Exercise description>
From the listing below, select every line where the word "Herr" appears.

Dataset items:

————————

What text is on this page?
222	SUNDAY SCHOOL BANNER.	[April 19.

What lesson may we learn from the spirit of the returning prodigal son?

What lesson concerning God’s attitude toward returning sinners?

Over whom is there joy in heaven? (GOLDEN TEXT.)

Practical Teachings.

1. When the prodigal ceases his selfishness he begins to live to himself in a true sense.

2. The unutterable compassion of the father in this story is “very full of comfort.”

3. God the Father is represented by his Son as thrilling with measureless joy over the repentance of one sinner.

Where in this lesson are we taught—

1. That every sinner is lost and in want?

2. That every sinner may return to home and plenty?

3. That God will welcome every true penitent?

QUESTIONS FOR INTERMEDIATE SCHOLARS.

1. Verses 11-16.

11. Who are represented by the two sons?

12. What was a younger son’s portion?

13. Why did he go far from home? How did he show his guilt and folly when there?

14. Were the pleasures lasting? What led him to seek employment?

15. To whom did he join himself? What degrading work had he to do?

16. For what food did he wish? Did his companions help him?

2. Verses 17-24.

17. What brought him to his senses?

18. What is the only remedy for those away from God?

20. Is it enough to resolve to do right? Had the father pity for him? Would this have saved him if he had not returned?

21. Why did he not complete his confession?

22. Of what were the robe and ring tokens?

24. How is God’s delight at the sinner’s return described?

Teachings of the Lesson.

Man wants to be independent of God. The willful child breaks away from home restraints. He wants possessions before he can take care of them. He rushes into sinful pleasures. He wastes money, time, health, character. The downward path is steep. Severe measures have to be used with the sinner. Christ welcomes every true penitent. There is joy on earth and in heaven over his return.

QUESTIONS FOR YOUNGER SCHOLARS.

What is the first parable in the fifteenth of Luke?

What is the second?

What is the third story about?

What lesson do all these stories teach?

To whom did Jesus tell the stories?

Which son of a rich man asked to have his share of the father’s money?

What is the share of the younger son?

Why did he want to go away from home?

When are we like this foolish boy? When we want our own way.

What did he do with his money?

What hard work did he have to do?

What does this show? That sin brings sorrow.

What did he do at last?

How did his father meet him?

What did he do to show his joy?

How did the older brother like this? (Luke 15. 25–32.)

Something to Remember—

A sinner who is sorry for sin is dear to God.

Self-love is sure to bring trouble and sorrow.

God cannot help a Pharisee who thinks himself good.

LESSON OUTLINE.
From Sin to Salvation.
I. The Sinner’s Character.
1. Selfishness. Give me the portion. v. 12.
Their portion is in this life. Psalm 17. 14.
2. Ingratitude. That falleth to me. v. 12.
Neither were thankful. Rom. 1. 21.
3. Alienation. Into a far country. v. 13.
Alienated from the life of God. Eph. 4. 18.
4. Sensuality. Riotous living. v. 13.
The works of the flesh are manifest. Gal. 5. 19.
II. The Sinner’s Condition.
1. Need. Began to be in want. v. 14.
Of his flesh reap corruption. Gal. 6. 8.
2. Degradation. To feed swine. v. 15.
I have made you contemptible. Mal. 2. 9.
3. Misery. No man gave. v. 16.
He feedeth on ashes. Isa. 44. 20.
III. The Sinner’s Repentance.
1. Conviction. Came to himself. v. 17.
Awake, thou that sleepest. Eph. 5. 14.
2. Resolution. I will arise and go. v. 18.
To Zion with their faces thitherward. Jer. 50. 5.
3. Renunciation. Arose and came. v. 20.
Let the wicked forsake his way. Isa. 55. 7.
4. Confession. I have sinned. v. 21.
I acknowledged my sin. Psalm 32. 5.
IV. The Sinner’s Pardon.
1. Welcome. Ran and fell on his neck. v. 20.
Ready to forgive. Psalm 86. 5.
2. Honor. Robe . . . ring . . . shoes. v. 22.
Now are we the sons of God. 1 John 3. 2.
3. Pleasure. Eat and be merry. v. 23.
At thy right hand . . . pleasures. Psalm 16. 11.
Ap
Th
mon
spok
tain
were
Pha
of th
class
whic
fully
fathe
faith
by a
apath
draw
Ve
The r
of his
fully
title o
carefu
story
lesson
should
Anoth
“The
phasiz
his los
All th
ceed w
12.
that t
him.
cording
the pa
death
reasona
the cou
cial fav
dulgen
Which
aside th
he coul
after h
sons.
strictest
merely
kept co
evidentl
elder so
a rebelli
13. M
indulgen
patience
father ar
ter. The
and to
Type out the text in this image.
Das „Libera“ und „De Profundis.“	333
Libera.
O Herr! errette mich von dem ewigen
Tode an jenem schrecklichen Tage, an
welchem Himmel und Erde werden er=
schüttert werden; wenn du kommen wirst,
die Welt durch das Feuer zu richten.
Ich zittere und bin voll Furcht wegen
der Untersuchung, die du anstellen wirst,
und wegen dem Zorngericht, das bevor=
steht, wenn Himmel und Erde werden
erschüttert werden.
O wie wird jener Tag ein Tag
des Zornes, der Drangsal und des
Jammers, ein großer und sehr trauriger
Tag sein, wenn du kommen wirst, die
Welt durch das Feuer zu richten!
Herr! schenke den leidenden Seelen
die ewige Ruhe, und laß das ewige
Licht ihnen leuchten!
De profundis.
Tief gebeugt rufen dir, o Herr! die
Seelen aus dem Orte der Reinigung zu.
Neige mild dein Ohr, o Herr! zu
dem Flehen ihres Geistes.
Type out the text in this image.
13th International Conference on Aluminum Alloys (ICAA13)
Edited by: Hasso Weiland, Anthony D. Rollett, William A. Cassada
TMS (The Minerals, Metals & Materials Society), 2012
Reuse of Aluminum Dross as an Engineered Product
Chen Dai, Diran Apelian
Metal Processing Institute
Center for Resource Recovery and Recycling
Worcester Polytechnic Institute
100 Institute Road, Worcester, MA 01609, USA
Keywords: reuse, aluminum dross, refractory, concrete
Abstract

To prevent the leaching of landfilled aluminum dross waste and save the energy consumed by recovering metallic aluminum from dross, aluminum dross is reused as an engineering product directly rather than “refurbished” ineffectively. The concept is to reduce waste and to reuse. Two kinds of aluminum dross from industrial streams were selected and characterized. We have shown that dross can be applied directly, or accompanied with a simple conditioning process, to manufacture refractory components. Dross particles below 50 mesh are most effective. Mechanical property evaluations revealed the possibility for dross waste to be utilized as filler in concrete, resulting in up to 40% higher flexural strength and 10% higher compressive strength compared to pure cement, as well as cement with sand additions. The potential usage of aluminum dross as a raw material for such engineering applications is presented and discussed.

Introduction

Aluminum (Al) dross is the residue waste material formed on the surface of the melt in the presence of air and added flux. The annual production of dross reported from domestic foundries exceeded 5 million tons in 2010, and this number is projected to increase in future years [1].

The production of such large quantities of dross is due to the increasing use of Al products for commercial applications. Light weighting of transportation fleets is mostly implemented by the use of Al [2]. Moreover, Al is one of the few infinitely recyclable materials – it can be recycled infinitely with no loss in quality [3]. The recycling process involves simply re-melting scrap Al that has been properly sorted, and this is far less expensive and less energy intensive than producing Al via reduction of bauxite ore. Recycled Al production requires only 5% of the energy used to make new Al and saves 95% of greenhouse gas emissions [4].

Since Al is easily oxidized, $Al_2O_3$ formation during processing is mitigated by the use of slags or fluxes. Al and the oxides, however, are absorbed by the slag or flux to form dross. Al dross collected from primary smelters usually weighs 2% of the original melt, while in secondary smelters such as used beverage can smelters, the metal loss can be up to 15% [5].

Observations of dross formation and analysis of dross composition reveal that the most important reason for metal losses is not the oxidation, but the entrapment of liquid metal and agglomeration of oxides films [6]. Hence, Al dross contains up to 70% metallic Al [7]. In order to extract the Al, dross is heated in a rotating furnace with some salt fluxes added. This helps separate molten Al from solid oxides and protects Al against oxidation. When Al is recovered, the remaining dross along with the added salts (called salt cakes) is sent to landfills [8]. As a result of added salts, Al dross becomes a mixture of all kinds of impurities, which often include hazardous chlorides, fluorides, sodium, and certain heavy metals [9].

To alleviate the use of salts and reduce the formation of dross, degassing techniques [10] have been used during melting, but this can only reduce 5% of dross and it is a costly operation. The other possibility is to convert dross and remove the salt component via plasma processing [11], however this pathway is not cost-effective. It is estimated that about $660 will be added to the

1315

————————

Answer>
O Herr! errette mich von dem ewigen
Herr! schenke den leidenden Seelen
Tief gebeugt rufen dir, o Herr! die
Neige mild dein Ohr, o Herr! zu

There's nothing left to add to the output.